Start of Records provided
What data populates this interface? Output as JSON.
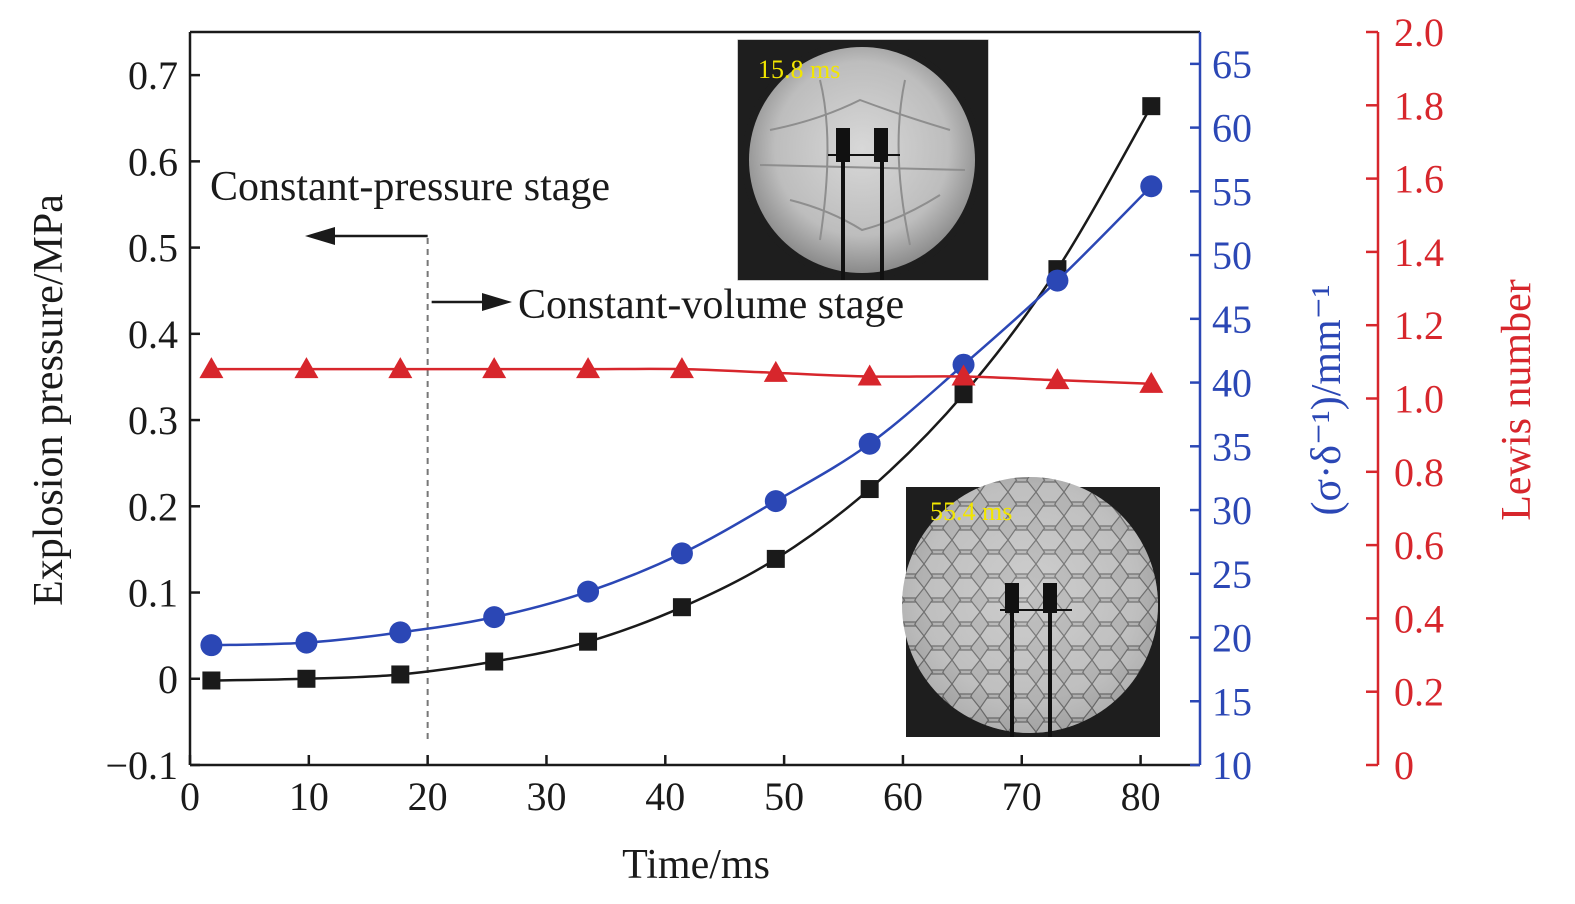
{
  "chart_data": {
    "type": "line",
    "xlabel": "Time/ms",
    "ylabel_left": "Explosion pressure/MPa",
    "ylabel_right1": "(σ·δ⁻¹)/mm⁻¹",
    "ylabel_right2": "Lewis number",
    "xlim": [
      0,
      85
    ],
    "ylim_left": [
      -0.1,
      0.75
    ],
    "ylim_right1": [
      10,
      67.5
    ],
    "ylim_right2": [
      0,
      2.0
    ],
    "x_ticks": [
      0,
      10,
      20,
      30,
      40,
      50,
      60,
      70,
      80
    ],
    "y_left_ticks": [
      -0.1,
      0,
      0.1,
      0.2,
      0.3,
      0.4,
      0.5,
      0.6,
      0.7
    ],
    "y_left_tick_labels": [
      "−0.1",
      "0",
      "0.1",
      "0.2",
      "0.3",
      "0.4",
      "0.5",
      "0.6",
      "0.7"
    ],
    "y_right1_ticks": [
      10,
      15,
      20,
      25,
      30,
      35,
      40,
      45,
      50,
      55,
      60,
      65
    ],
    "y_right2_ticks": [
      0,
      0.2,
      0.4,
      0.6,
      0.8,
      1.0,
      1.2,
      1.4,
      1.6,
      1.8,
      2.0
    ],
    "y_right2_tick_labels": [
      "0",
      "0.2",
      "0.4",
      "0.6",
      "0.8",
      "1.0",
      "1.2",
      "1.4",
      "1.6",
      "1.8",
      "2.0"
    ],
    "series": [
      {
        "axis": "left",
        "color": "#1a1a1a",
        "marker": "square",
        "x": [
          1.8,
          9.8,
          17.7,
          25.6,
          33.5,
          41.4,
          49.3,
          57.2,
          65.1,
          73.0,
          80.9
        ],
        "y": [
          -0.002,
          0.0,
          0.005,
          0.02,
          0.043,
          0.083,
          0.139,
          0.22,
          0.33,
          0.475,
          0.664
        ]
      },
      {
        "axis": "right1",
        "color": "#2b47b5",
        "marker": "circle",
        "x": [
          1.8,
          9.8,
          17.7,
          25.6,
          33.5,
          41.4,
          49.3,
          57.2,
          65.1,
          73.0,
          80.9
        ],
        "y": [
          19.4,
          19.6,
          20.4,
          21.6,
          23.6,
          26.6,
          30.7,
          35.2,
          41.4,
          48.0,
          55.4
        ]
      },
      {
        "axis": "right2",
        "color": "#d7262c",
        "marker": "triangle",
        "x": [
          1.8,
          9.8,
          17.7,
          25.6,
          33.5,
          41.4,
          49.3,
          57.2,
          65.1,
          73.0,
          80.9
        ],
        "y": [
          1.08,
          1.08,
          1.08,
          1.08,
          1.08,
          1.08,
          1.07,
          1.06,
          1.06,
          1.05,
          1.04
        ]
      }
    ],
    "stage_divider_x": 20,
    "annotations": {
      "constant_pressure": "Constant-pressure stage",
      "constant_volume": "Constant-volume stage"
    },
    "insets": [
      {
        "label": "15.8 ms"
      },
      {
        "label": "55.4 ms"
      }
    ],
    "colors": {
      "black": "#1a1a1a",
      "blue": "#2b47b5",
      "red": "#d7262c",
      "inset_label": "#f2e600"
    }
  }
}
End of Records provided
Without the pictures, repeat all the records word for word.

What data populates this interface? Output as JSON.
{
  "chart_data": {
    "type": "line",
    "xlabel": "Time/ms",
    "ylabel_left": "Explosion pressure/MPa",
    "ylabel_right1": "(σ·δ⁻¹)/mm⁻¹",
    "ylabel_right2": "Lewis number",
    "xlim": [
      0,
      85
    ],
    "ylim_left": [
      -0.1,
      0.75
    ],
    "ylim_right1": [
      10,
      67.5
    ],
    "ylim_right2": [
      0,
      2.0
    ],
    "x_ticks": [
      0,
      10,
      20,
      30,
      40,
      50,
      60,
      70,
      80
    ],
    "y_left_ticks": [
      -0.1,
      0,
      0.1,
      0.2,
      0.3,
      0.4,
      0.5,
      0.6,
      0.7
    ],
    "y_left_tick_labels": [
      "−0.1",
      "0",
      "0.1",
      "0.2",
      "0.3",
      "0.4",
      "0.5",
      "0.6",
      "0.7"
    ],
    "y_right1_ticks": [
      10,
      15,
      20,
      25,
      30,
      35,
      40,
      45,
      50,
      55,
      60,
      65
    ],
    "y_right2_ticks": [
      0,
      0.2,
      0.4,
      0.6,
      0.8,
      1.0,
      1.2,
      1.4,
      1.6,
      1.8,
      2.0
    ],
    "y_right2_tick_labels": [
      "0",
      "0.2",
      "0.4",
      "0.6",
      "0.8",
      "1.0",
      "1.2",
      "1.4",
      "1.6",
      "1.8",
      "2.0"
    ],
    "series": [
      {
        "axis": "left",
        "color": "#1a1a1a",
        "marker": "square",
        "x": [
          1.8,
          9.8,
          17.7,
          25.6,
          33.5,
          41.4,
          49.3,
          57.2,
          65.1,
          73.0,
          80.9
        ],
        "y": [
          -0.002,
          0.0,
          0.005,
          0.02,
          0.043,
          0.083,
          0.139,
          0.22,
          0.33,
          0.475,
          0.664
        ]
      },
      {
        "axis": "right1",
        "color": "#2b47b5",
        "marker": "circle",
        "x": [
          1.8,
          9.8,
          17.7,
          25.6,
          33.5,
          41.4,
          49.3,
          57.2,
          65.1,
          73.0,
          80.9
        ],
        "y": [
          19.4,
          19.6,
          20.4,
          21.6,
          23.6,
          26.6,
          30.7,
          35.2,
          41.4,
          48.0,
          55.4
        ]
      },
      {
        "axis": "right2",
        "color": "#d7262c",
        "marker": "triangle",
        "x": [
          1.8,
          9.8,
          17.7,
          25.6,
          33.5,
          41.4,
          49.3,
          57.2,
          65.1,
          73.0,
          80.9
        ],
        "y": [
          1.08,
          1.08,
          1.08,
          1.08,
          1.08,
          1.08,
          1.07,
          1.06,
          1.06,
          1.05,
          1.04
        ]
      }
    ],
    "stage_divider_x": 20,
    "annotations": {
      "constant_pressure": "Constant-pressure stage",
      "constant_volume": "Constant-volume stage"
    },
    "insets": [
      {
        "label": "15.8 ms"
      },
      {
        "label": "55.4 ms"
      }
    ],
    "colors": {
      "black": "#1a1a1a",
      "blue": "#2b47b5",
      "red": "#d7262c",
      "inset_label": "#f2e600"
    }
  }
}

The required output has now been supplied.